▶ _The exercise_
Keep only the lines where "title" appears.

▶ _Records supplied_
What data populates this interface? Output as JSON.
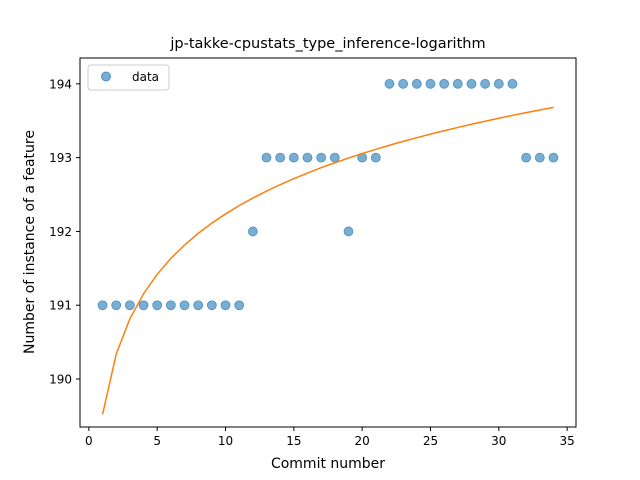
{
  "chart_data": {
    "type": "scatter",
    "title": "jp-takke-cpustats_type_inference-logarithm",
    "xlabel": "Commit number",
    "ylabel": "Number of instance of a feature",
    "xlim": [
      -0.65,
      35.65
    ],
    "ylim": [
      189.35,
      194.35
    ],
    "x_ticks": [
      0,
      5,
      10,
      15,
      20,
      25,
      30,
      35
    ],
    "y_ticks": [
      190,
      191,
      192,
      193,
      194
    ],
    "legend": {
      "position": "top-left",
      "label": "data"
    },
    "colors": {
      "scatter": "#1f77b4",
      "fit": "#ff7f0e"
    },
    "series": [
      {
        "name": "data",
        "kind": "scatter",
        "x": [
          1,
          2,
          3,
          4,
          5,
          6,
          7,
          8,
          9,
          10,
          11,
          12,
          13,
          14,
          15,
          16,
          17,
          18,
          19,
          20,
          21,
          22,
          23,
          24,
          25,
          26,
          27,
          28,
          29,
          30,
          31,
          32,
          33,
          34
        ],
        "y": [
          191,
          191,
          191,
          191,
          191,
          191,
          191,
          191,
          191,
          191,
          191,
          192,
          193,
          193,
          193,
          193,
          193,
          193,
          192,
          193,
          193,
          194,
          194,
          194,
          194,
          194,
          194,
          194,
          194,
          194,
          194,
          193,
          193,
          193
        ]
      },
      {
        "name": "logarithmic fit",
        "kind": "line",
        "x_range": [
          1,
          34
        ],
        "a": 189.52,
        "b": 1.18
      }
    ]
  }
}
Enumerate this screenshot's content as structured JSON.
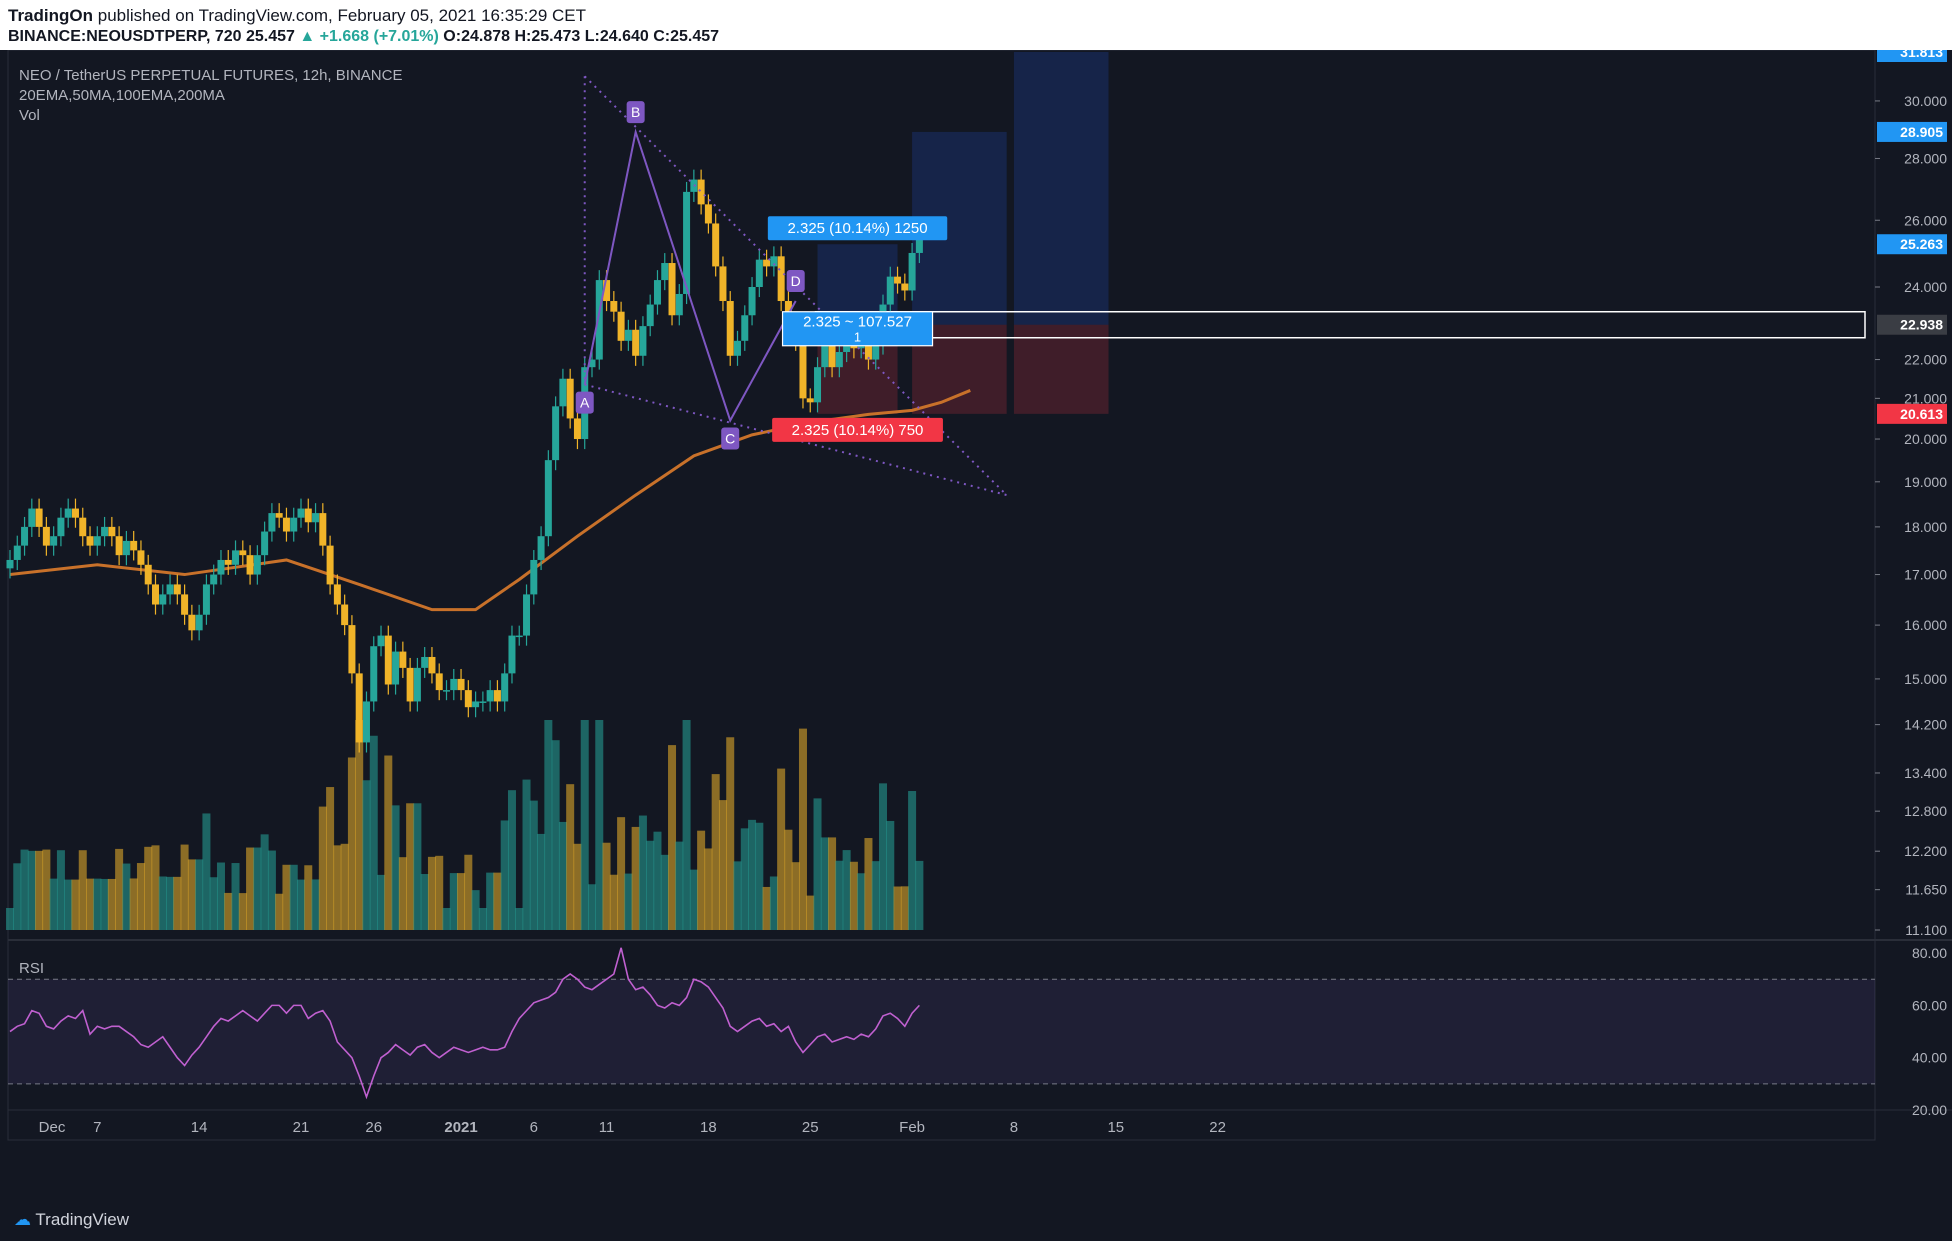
{
  "header": {
    "publisher": "TradingOn",
    "published_text": "published on TradingView.com, February 05, 2021 16:35:29 CET",
    "symbol_line_a": "BINANCE:NEOUSDTPERP, 720",
    "symbol_line_b": " 25.457 ",
    "symbol_change": "▲ +1.668 (+7.01%)",
    "ohlc": " O:24.878 H:25.473 L:24.640 C:25.457"
  },
  "legend": {
    "title": "NEO / TetherUS PERPETUAL FUTURES, 12h, BINANCE",
    "indicators": "20EMA,50MA,100EMA,200MA",
    "volume": "Vol",
    "rsi": "RSI"
  },
  "footer": {
    "brand": "TradingView"
  },
  "colors": {
    "background": "#131722",
    "bull": "#26a69a",
    "bear": "#f0b429",
    "ema": "#c8712a",
    "pattern": "#7e57c2",
    "rsi": "#c060d0",
    "target_label": "#2196f3",
    "stop_label": "#f23645",
    "current_label": "#3a3d44"
  },
  "chart_data": [
    {
      "type": "candlestick",
      "title": "NEO / TetherUS PERPETUAL FUTURES, 12h, BINANCE",
      "yscale": "log",
      "ylim": [
        11.1,
        31.813
      ],
      "y_ticks": [
        "30.000",
        "28.000",
        "26.000",
        "24.000",
        "22.000",
        "21.000",
        "20.000",
        "19.000",
        "18.000",
        "17.000",
        "16.000",
        "15.000",
        "14.200",
        "13.400",
        "12.800",
        "12.200",
        "11.650",
        "11.100"
      ],
      "x_ticks": [
        {
          "label": "Dec",
          "day": 0
        },
        {
          "label": "7",
          "day": 6
        },
        {
          "label": "14",
          "day": 13
        },
        {
          "label": "21",
          "day": 20
        },
        {
          "label": "26",
          "day": 25
        },
        {
          "label": "2021",
          "day": 31
        },
        {
          "label": "6",
          "day": 36
        },
        {
          "label": "11",
          "day": 41
        },
        {
          "label": "18",
          "day": 48
        },
        {
          "label": "25",
          "day": 55
        },
        {
          "label": "Feb",
          "day": 62
        },
        {
          "label": "8",
          "day": 69
        },
        {
          "label": "15",
          "day": 76
        },
        {
          "label": "22",
          "day": 83
        }
      ],
      "price_labels": [
        {
          "text": "31.813",
          "value": 31.813,
          "color": "#2196f3"
        },
        {
          "text": "28.905",
          "value": 28.905,
          "color": "#2196f3"
        },
        {
          "text": "25.263",
          "value": 25.263,
          "color": "#2196f3"
        },
        {
          "text": "22.938",
          "value": 22.938,
          "color": "#3a3d44"
        },
        {
          "text": "20.613",
          "value": 20.613,
          "color": "#f23645"
        }
      ],
      "close_series": [
        17.3,
        17.6,
        18.0,
        18.4,
        18.0,
        17.6,
        17.8,
        18.2,
        18.4,
        18.2,
        17.8,
        17.6,
        17.8,
        18.0,
        17.8,
        17.4,
        17.7,
        17.5,
        17.2,
        16.8,
        16.4,
        16.6,
        16.8,
        16.6,
        16.2,
        15.9,
        16.2,
        16.8,
        17.0,
        17.3,
        17.2,
        17.5,
        17.4,
        17.0,
        17.4,
        17.9,
        18.3,
        18.2,
        17.9,
        18.2,
        18.4,
        18.1,
        18.3,
        17.6,
        16.8,
        16.4,
        16.0,
        15.1,
        13.9,
        14.6,
        15.6,
        15.8,
        14.9,
        15.5,
        15.2,
        14.6,
        15.2,
        15.4,
        15.1,
        14.8,
        14.8,
        15.0,
        14.8,
        14.5,
        14.6,
        14.6,
        14.8,
        14.6,
        15.1,
        15.8,
        15.8,
        16.6,
        17.3,
        17.8,
        19.5,
        20.8,
        21.5,
        20.5,
        20.0,
        21.8,
        22.0,
        24.2,
        23.6,
        23.3,
        22.5,
        22.8,
        22.1,
        22.9,
        23.5,
        24.2,
        24.7,
        23.2,
        23.8,
        26.9,
        27.3,
        26.5,
        25.9,
        24.6,
        23.6,
        22.1,
        22.5,
        23.2,
        24.0,
        24.8,
        24.6,
        24.9,
        23.6,
        22.9,
        22.5,
        21.0,
        20.9,
        21.8,
        22.4,
        21.8,
        22.2,
        22.7,
        22.3,
        22.6,
        22.0,
        22.4,
        23.5,
        24.3,
        24.1,
        23.9,
        25.0,
        25.457
      ],
      "volume_range": [
        0,
        100
      ],
      "ma_series": {
        "name": "",
        "points": [
          [
            0,
            17.0
          ],
          [
            6,
            17.2
          ],
          [
            12,
            17.0
          ],
          [
            19,
            17.3
          ],
          [
            24,
            16.8
          ],
          [
            29,
            16.3
          ],
          [
            32,
            16.3
          ],
          [
            35,
            16.9
          ],
          [
            39,
            17.8
          ],
          [
            43,
            18.7
          ],
          [
            47,
            19.6
          ],
          [
            51,
            20.1
          ],
          [
            55,
            20.4
          ],
          [
            59,
            20.6
          ],
          [
            62,
            20.7
          ],
          [
            64,
            20.9
          ],
          [
            66,
            21.2
          ]
        ]
      },
      "pattern": {
        "points": [
          {
            "label": "A",
            "day": 39.5,
            "price": 21.35
          },
          {
            "label": "B",
            "day": 43,
            "price": 28.9
          },
          {
            "label": "C",
            "day": 49.5,
            "price": 20.45
          },
          {
            "label": "D",
            "day": 54,
            "price": 23.6
          }
        ]
      },
      "trendlines": [
        {
          "from": [
            39.5,
            30.9
          ],
          "to": [
            68.5,
            18.7
          ]
        },
        {
          "from": [
            39.5,
            21.35
          ],
          "to": [
            68.5,
            18.7
          ]
        }
      ],
      "positions": [
        {
          "entry": 22.938,
          "target": 25.263,
          "stop": 20.613,
          "top_label": "2.325 (10.14%) 1250",
          "bottom_label": "2.325 (10.14%) 750",
          "mid_label": "2.325 ~ 107.527",
          "mid_sub": "1",
          "from_day": 55.5,
          "to_day": 61
        },
        {
          "entry": 22.938,
          "target": 28.905,
          "stop": 20.613,
          "from_day": 62,
          "to_day": 68.5
        },
        {
          "entry": 22.938,
          "target": 31.813,
          "stop": 20.613,
          "from_day": 69,
          "to_day": 75.5
        }
      ]
    },
    {
      "type": "line",
      "title": "RSI",
      "ylim": [
        20,
        85
      ],
      "y_ticks": [
        "80.00",
        "60.00",
        "40.00",
        "20.00"
      ],
      "bands": [
        30,
        70
      ],
      "values": [
        50,
        52,
        53,
        58,
        57,
        52,
        51,
        54,
        56,
        55,
        58,
        49,
        52,
        51,
        52,
        52,
        50,
        48,
        45,
        44,
        46,
        48,
        44,
        40,
        37,
        41,
        44,
        48,
        52,
        55,
        54,
        56,
        58,
        56,
        54,
        57,
        60,
        60,
        57,
        60,
        60,
        55,
        57,
        58,
        54,
        46,
        43,
        40,
        33,
        25,
        33,
        40,
        42,
        45,
        43,
        41,
        44,
        45,
        42,
        40,
        42,
        44,
        43,
        42,
        43,
        44,
        43,
        43,
        44,
        50,
        55,
        58,
        61,
        62,
        63,
        65,
        70,
        72,
        70,
        67,
        66,
        68,
        70,
        72,
        82,
        70,
        66,
        67,
        64,
        60,
        59,
        61,
        60,
        63,
        70,
        69,
        67,
        63,
        59,
        52,
        50,
        52,
        54,
        55,
        52,
        53,
        50,
        52,
        46,
        42,
        45,
        48,
        49,
        46,
        47,
        48,
        47,
        49,
        48,
        51,
        56,
        57,
        55,
        52,
        57,
        60
      ]
    }
  ]
}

▶ _Worked solution_
    "title": "jp-takke-cpustats_type_inference-logarithm",
    "title": "NEO / TetherUS PERPETUAL FUTURES, 12h, BINANCE",
      "title": "NEO / TetherUS PERPETUAL FUTURES, 12h, BINANCE",
      "title": "RSI",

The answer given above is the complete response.